#### [Task requirements]
A - According to the interview about the speaker's early career, why did the speaker choose to serve in the American army rather than the French army?
B - Echo the career interview from "Who were some" up to and including "with those guys?".
C - Proceed with the career interview from where it stops.
:: Source text
Who were some of the other writers who were important to the early part of your career?
There was Camus. There was Sartre.

Did you have relationships with those guys?
Not with them. Sartre did actually come to New York during that time. But he stayed in a cold-water flat that had no telephone, so it was difficult to communicate and I didn't get to meet him. I was only at the agency for three years before I got drafted into the army. This was in 1950 during the Korean War. I had a choice of serving in the French army or the American army. The French consul told me that I would be better fed and better paid in the American army, so I decided to serve in the American army, and I did for two years. I was sent to Fort Devens for basic training and was put in a Tennessee National Guard unit that had been activated and needed to be brought to full strength with draftees. We were sent to Iceland to defend Keflavik Airport against a possible Communist takeover. This was in the days before jet engines were common and planes couldn't cross the Atlantic without stopping somewhere. When we got to Iceland, the army, which was not any more efficient than publishing, realized there was no one to pay the troops except for a warrant officer who was leaving. They looked for a volunteer to take over the job. Most of the Tennessee boys were totally illiterate and couldn't do arithmetic, so I started paying the troops. And when the air force came in, they kept me because I had all the records. I was in charge of a little division that looked after travel pay. I would compute officers' claims for reimbursements or per diems and so forth. I had two air force people working under me as well as an American civilian girl named Bunny, who I didn't consort with after hours because she'd go to the officers mess and...who knows what she was doing. [Laughter.] Anyway, I was very good at my job and the officers loved me because they usually had a hard time getting their money. As a result of that I got two thirty-day leaves to go to Paris, hitchhiking on air force planes. So I spent two longish periods in Paris and got to meet the French publishers for whom I'd been selling books in America. One was rather terrified when he saw me because he was a member of the Communist party—he was the rights director at Gallimard—and to be seen with someone wearing an American uniform did not give him much pleasure. Those trips were very useful because I'd corresponded with these publishers but I hadn't met them.
::::
:: Given information
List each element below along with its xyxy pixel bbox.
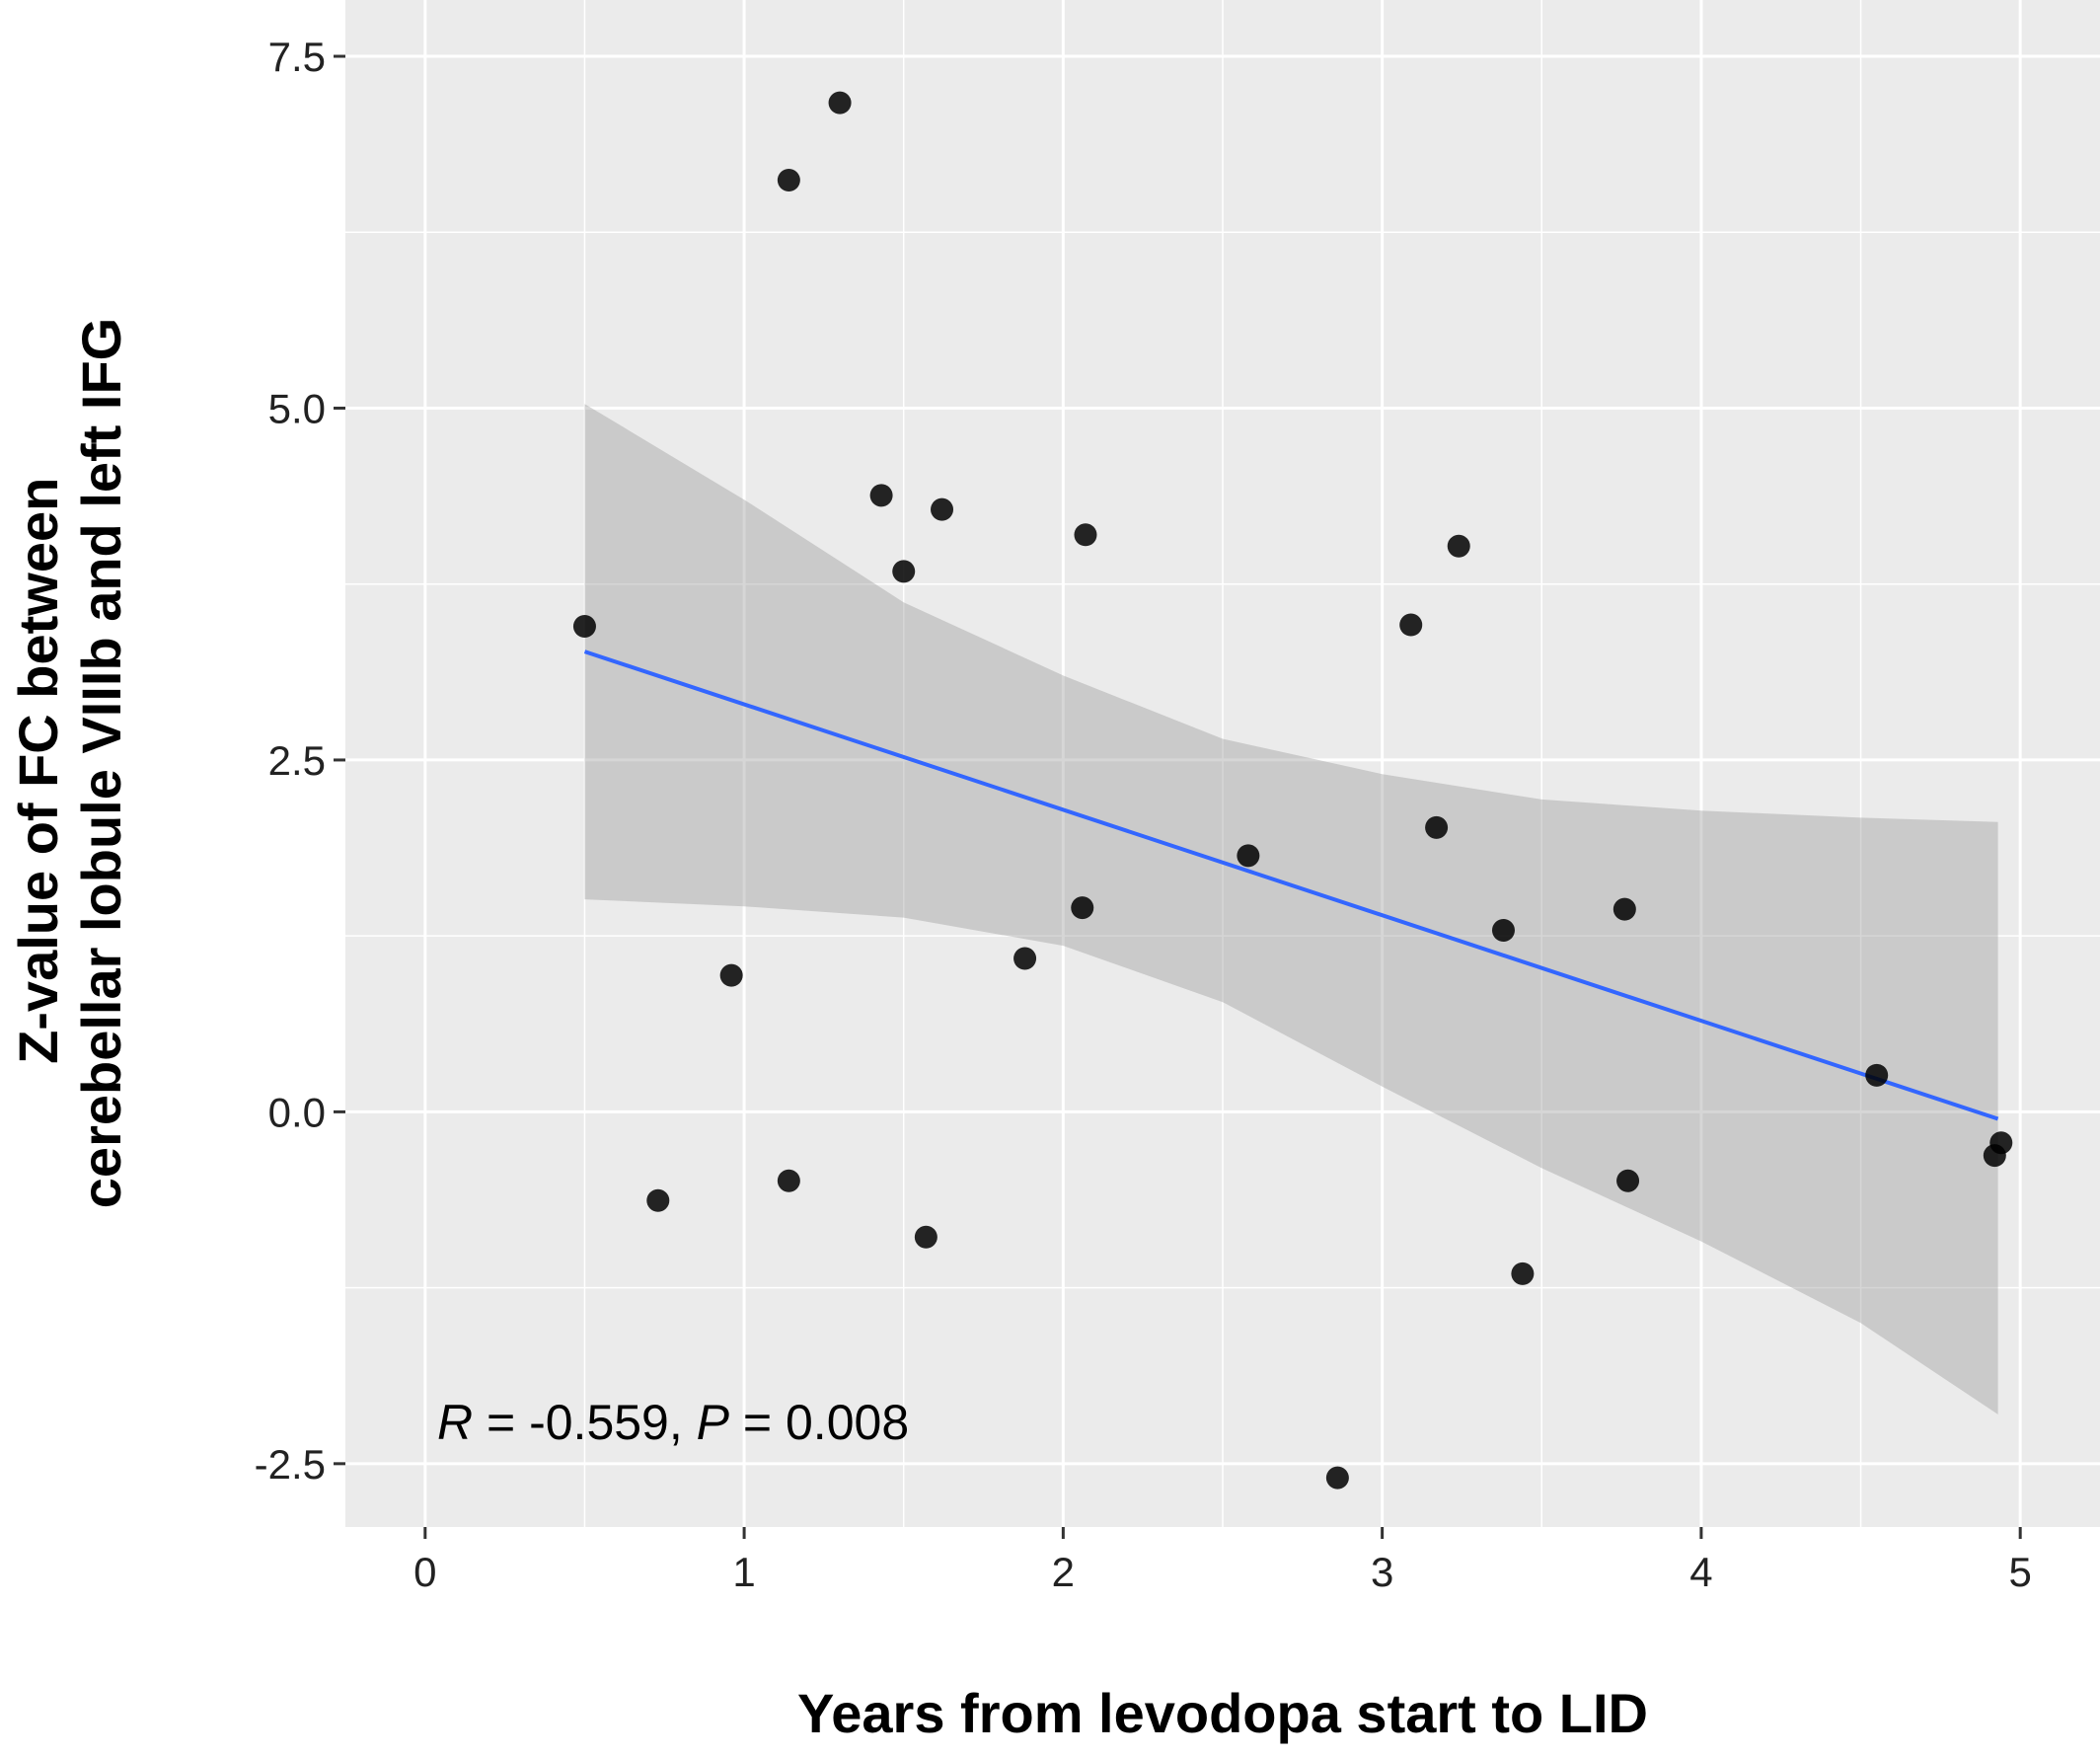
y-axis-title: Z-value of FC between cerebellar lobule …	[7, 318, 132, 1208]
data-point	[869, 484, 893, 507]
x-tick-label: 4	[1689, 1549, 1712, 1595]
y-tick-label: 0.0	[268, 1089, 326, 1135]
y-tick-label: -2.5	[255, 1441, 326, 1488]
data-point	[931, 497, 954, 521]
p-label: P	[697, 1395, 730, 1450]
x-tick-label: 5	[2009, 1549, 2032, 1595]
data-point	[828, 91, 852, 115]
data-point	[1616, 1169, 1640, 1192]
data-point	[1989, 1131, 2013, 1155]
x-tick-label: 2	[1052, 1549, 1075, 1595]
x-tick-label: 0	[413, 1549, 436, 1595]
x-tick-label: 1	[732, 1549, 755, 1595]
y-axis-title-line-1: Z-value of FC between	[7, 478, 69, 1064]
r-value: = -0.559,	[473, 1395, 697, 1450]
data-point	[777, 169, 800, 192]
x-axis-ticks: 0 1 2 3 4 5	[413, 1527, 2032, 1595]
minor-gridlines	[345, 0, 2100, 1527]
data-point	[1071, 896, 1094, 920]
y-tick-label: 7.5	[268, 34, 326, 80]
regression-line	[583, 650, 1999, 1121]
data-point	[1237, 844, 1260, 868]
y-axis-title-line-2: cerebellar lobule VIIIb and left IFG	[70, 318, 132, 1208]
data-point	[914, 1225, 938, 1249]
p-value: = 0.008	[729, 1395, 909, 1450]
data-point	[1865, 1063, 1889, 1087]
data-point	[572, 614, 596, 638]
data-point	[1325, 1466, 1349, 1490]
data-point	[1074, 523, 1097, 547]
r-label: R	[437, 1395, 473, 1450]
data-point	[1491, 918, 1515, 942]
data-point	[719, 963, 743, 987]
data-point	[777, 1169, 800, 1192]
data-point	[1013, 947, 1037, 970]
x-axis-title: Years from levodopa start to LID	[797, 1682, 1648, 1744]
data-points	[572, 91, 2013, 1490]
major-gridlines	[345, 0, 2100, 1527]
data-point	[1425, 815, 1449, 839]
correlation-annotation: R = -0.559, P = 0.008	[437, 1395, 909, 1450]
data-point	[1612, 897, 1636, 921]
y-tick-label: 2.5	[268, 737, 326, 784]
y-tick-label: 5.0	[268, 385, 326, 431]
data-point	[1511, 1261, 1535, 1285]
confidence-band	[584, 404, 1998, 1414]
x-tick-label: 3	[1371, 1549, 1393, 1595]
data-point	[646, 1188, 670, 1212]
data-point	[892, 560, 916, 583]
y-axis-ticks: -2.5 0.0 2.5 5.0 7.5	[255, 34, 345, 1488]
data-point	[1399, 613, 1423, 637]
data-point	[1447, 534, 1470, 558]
::::
:: Given information
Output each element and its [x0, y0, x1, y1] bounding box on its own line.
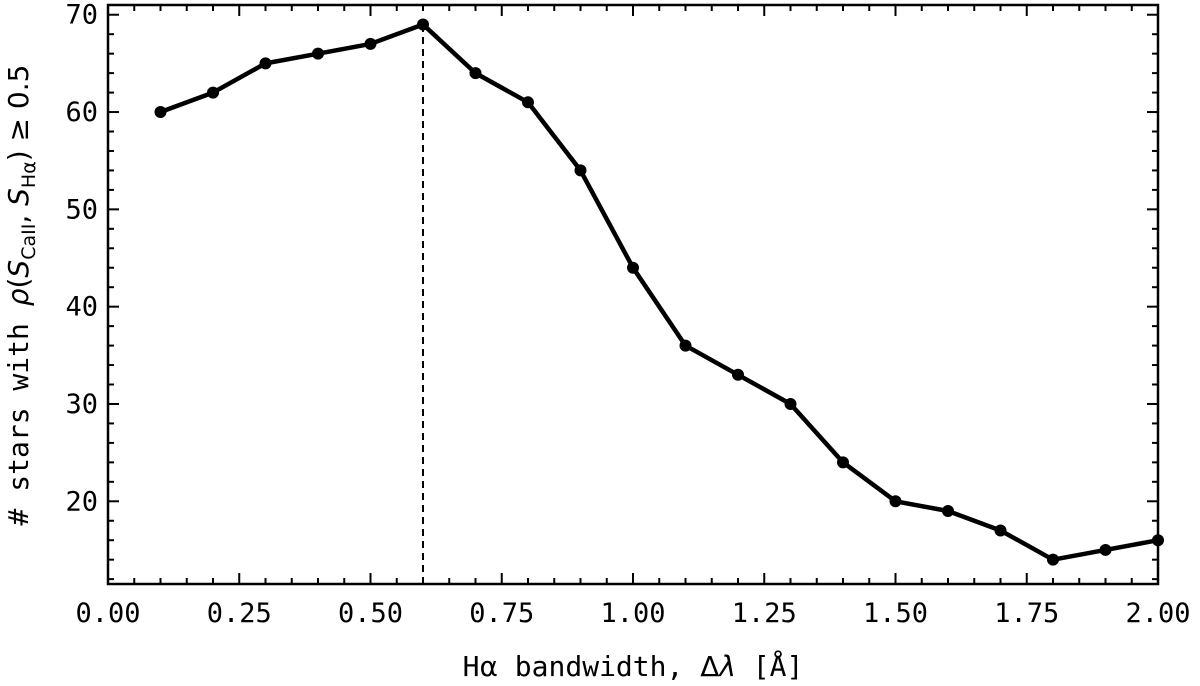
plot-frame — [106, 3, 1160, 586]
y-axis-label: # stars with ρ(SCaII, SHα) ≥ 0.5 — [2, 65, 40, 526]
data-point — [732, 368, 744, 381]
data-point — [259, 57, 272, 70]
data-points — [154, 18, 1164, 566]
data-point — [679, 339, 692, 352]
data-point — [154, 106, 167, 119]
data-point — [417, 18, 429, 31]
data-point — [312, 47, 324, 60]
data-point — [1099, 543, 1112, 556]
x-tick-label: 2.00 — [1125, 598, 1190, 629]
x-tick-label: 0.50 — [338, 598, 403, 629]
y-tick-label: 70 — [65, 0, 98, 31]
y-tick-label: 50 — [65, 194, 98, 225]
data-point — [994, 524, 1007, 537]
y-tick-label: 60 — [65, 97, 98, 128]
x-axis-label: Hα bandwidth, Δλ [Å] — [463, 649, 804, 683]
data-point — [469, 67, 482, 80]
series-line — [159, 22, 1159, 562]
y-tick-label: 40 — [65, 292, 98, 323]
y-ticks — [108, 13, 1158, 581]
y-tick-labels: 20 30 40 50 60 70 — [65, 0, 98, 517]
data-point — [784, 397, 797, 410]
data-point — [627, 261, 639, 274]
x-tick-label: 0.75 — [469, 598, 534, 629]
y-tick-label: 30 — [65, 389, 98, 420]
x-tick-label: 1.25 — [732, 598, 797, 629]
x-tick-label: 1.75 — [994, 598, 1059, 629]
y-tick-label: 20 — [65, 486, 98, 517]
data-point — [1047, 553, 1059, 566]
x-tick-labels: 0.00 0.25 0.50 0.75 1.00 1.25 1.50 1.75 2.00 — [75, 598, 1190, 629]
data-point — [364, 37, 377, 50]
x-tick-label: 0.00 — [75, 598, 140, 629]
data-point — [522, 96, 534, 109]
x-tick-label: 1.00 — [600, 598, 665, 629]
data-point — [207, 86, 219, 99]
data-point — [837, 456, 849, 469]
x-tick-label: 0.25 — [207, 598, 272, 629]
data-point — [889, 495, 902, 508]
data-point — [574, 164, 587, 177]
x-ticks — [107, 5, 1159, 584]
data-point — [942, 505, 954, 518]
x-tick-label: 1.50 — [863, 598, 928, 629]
::::
#### [Answers]
A - The French consul said the speaker would be better fed and better paid in the American army.

B -
Who were some of the other writers who were important to the early part of your career?
There was Camus. There was Sartre.

Did you have relationships with those guys?

C -
When I got out of the army, I'd agreed to go back to the agency for a year, but I didn't really want to. I thought maybe I would work for a publishing house instead. But nobody seemed particularly interested in hiring me because having a language was not considered any more useful than it is now because nobody wanted to do translations. So when I left the agency after another year, I got a letter from the head of one of the French publishing houses, Editions du Seuil, that said, "Should you decide to start your own agency, I'd like you to represent us in America." I was sort of amazed by that because I was shy, I was in my early twenties, I didn't have much self-confidence, and the idea of somebody else having any confidence in me seemed amazing. So I decided to do that, sort of on the side, while also taking advantage of the G.I. Bill of Rights and taking courses toward a master's at NYU, where I'd already, at night, gotten a B.A. in English. When I went down to NYU I met a woman in the elevator named Germaine Brée who had just become the head of the French department that day. We started chatting and I said, "Let me know if you ever need somebody to teach a conversation course. I'm very shy and maybe that will help me get over it." She said, "Fine," and the next day her secretary called and said, "You've got three courses." But they weren't conversation courses—they were languages courses. So that's what I did. I got a master's and taught French for six years and did agenting on the side. But I only represented French publishers. No one else was doing that. I would go over catalogues and go to France twice a year, which was tax deductible. Not that there was much to deduct since none of this was bringing in much money. But I was actually being paid by the G.I. Bill—it was different than the World War II G.I. Bill—and I didn't have to pay for my courses since I was a graduate student. I was getting a bit of money from NYU, maybe a thousand dollars a year, a bit of money from the government, and a bit of money from selling the occasional book for very little money.

Tell me about some of the editors you were getting to know.
The one I knew best, and the one who was incredibly nice and generous to me, even before I went into the army, was Mike Bessie, who was then at Harper and later started Atheneum and then went back to Harper. He was very interested in France. He'd been a journalist, he was fluent in French, he'd been in army intelligence in World War II, and he was very cultured. I did, of course, meet Blanche Knopf, who was also fluent in French but knew very little about literature. I was somewhat intimidated by her but I also found her slightly ridiculous. With Sartre she had decided that he was a novelist and a playwright but systematically turned down all of his nonfiction. So all of his essays and philosophical writings were published by minor firms like Philosophical Library or Citadel. When I took him over it was with The Words, which I sold to Braziller. But all of those books should have been with Knopf. I remember having lunch with Blanche. She was extremely gracious. If we had lunch in a restaurant she'd say, "Last year when we had lunch you ordered gigot, but I remember that you like it rare and I don't think they do it very well here. Maybe you should try...." She was sort of amazing in that way. But I also remember having lunch at her apartment, which was in the building where Michael's is now, on Fifty-fifth, where the Italian Pavilion used to be. It would be the two of us and her poodle, Fifi. She'd say, with her raspy smoker's voice, "Mr. Borchardt, what is interesting in Paris right now?" I'd say, "Well, there's Michel Butor, who's just written a new—" She'd lean over and say, "Fifi! Don't do that! This is my Balenciaga suit! I'm not going back to Paris until next spring! You were saying, Mr. Borchardt?" [Laughter.]

What other editors and publishers made a big impression?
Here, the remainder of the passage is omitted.